## Short task
Repeat the data verbatim.
-- Start of Supplied records --
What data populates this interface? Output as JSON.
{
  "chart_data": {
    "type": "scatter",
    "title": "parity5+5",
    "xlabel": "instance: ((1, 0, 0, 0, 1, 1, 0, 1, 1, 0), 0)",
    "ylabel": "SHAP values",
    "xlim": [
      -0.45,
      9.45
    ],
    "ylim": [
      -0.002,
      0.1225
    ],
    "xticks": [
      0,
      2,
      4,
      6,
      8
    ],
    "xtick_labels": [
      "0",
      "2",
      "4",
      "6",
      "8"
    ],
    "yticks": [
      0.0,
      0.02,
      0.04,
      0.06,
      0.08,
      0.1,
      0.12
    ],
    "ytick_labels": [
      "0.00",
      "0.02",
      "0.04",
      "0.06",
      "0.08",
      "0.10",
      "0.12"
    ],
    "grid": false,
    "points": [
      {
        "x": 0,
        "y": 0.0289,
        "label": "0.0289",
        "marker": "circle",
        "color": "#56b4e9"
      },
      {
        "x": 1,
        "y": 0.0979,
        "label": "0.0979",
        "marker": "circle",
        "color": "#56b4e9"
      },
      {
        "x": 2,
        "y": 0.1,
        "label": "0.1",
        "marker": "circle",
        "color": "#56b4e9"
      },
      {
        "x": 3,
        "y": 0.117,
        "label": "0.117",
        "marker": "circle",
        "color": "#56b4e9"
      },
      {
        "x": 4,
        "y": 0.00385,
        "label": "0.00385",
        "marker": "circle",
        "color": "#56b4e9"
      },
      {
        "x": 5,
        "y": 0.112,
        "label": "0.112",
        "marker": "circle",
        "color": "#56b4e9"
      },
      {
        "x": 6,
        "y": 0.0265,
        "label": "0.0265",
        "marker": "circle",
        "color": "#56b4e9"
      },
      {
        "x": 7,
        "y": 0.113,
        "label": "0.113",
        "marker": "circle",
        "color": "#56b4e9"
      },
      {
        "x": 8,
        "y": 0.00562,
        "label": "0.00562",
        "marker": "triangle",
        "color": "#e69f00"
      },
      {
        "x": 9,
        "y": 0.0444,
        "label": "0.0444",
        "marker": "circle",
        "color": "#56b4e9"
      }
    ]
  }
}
-- End of Supplied records --
## Answer for the task
What data populates this interface? Output as JSON.
{
  "chart_data": {
    "type": "scatter",
    "title": "parity5+5",
    "xlabel": "instance: ((1, 0, 0, 0, 1, 1, 0, 1, 1, 0), 0)",
    "ylabel": "SHAP values",
    "xlim": [
      -0.45,
      9.45
    ],
    "ylim": [
      -0.002,
      0.1225
    ],
    "xticks": [
      0,
      2,
      4,
      6,
      8
    ],
    "xtick_labels": [
      "0",
      "2",
      "4",
      "6",
      "8"
    ],
    "yticks": [
      0.0,
      0.02,
      0.04,
      0.06,
      0.08,
      0.1,
      0.12
    ],
    "ytick_labels": [
      "0.00",
      "0.02",
      "0.04",
      "0.06",
      "0.08",
      "0.10",
      "0.12"
    ],
    "grid": false,
    "points": [
      {
        "x": 0,
        "y": 0.0289,
        "label": "0.0289",
        "marker": "circle",
        "color": "#56b4e9"
      },
      {
        "x": 1,
        "y": 0.0979,
        "label": "0.0979",
        "marker": "circle",
        "color": "#56b4e9"
      },
      {
        "x": 2,
        "y": 0.1,
        "label": "0.1",
        "marker": "circle",
        "color": "#56b4e9"
      },
      {
        "x": 3,
        "y": 0.117,
        "label": "0.117",
        "marker": "circle",
        "color": "#56b4e9"
      },
      {
        "x": 4,
        "y": 0.00385,
        "label": "0.00385",
        "marker": "circle",
        "color": "#56b4e9"
      },
      {
        "x": 5,
        "y": 0.112,
        "label": "0.112",
        "marker": "circle",
        "color": "#56b4e9"
      },
      {
        "x": 6,
        "y": 0.0265,
        "label": "0.0265",
        "marker": "circle",
        "color": "#56b4e9"
      },
      {
        "x": 7,
        "y": 0.113,
        "label": "0.113",
        "marker": "circle",
        "color": "#56b4e9"
      },
      {
        "x": 8,
        "y": 0.00562,
        "label": "0.00562",
        "marker": "triangle",
        "color": "#e69f00"
      },
      {
        "x": 9,
        "y": 0.0444,
        "label": "0.0444",
        "marker": "circle",
        "color": "#56b4e9"
      }
    ]
  }
}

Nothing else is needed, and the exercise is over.